### [SHORT EXERCISE]
Retype each line exactly. Skip images.
####
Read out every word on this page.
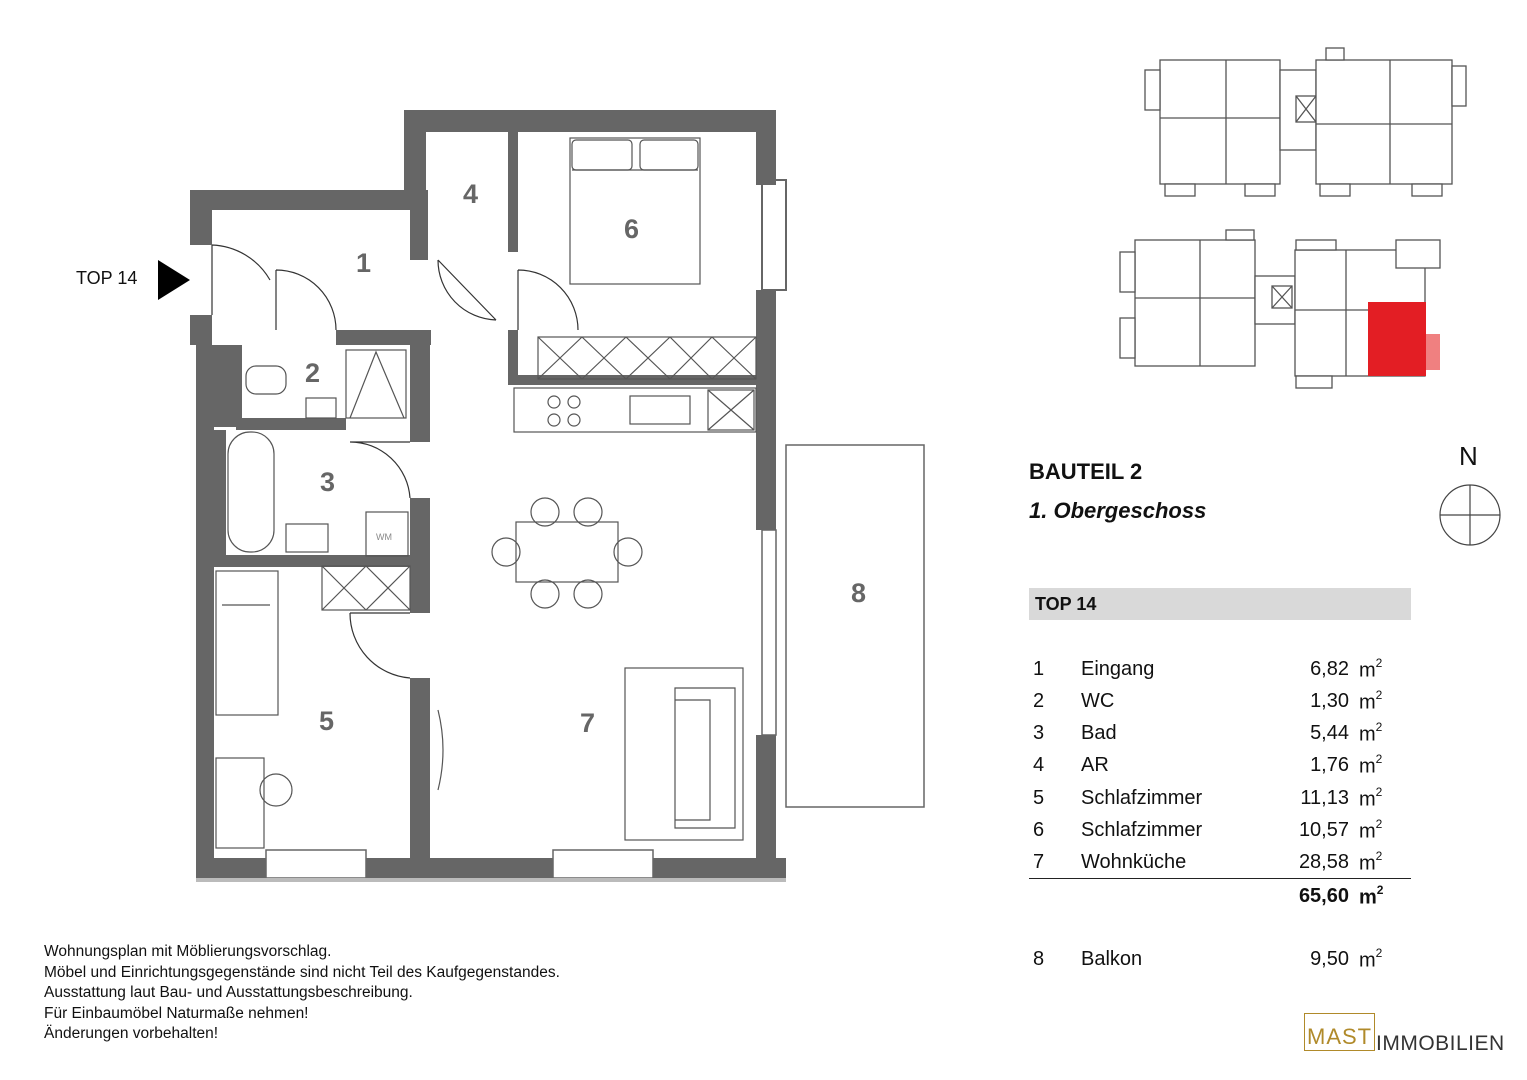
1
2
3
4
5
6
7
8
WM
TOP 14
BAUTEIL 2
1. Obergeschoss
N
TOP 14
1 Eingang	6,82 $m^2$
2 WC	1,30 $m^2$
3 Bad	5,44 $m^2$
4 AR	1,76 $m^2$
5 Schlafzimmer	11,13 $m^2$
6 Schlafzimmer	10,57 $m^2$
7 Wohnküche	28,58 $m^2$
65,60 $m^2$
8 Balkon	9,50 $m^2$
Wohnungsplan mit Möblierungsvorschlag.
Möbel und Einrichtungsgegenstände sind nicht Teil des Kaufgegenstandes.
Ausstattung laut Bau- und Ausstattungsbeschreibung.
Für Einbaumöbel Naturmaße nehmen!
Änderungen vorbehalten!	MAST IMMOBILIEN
####
### [RESULT OF THE TASK]
Read out every word on this page.
1
2
3
4
5
6
7
8
WM
TOP 14
BAUTEIL 2
1. Obergeschoss
N
TOP 14
1 Eingang	6,82 $m^2$
2 WC	1,30 $m^2$
3 Bad	5,44 $m^2$
4 AR	1,76 $m^2$
5 Schlafzimmer	11,13 $m^2$
6 Schlafzimmer	10,57 $m^2$
7 Wohnküche	28,58 $m^2$
65,60 $m^2$
8 Balkon	9,50 $m^2$
Wohnungsplan mit Möblierungsvorschlag.
Möbel und Einrichtungsgegenstände sind nicht Teil des Kaufgegenstandes.
Ausstattung laut Bau- und Ausstattungsbeschreibung.
Für Einbaumöbel Naturmaße nehmen!
Änderungen vorbehalten!	MAST IMMOBILIEN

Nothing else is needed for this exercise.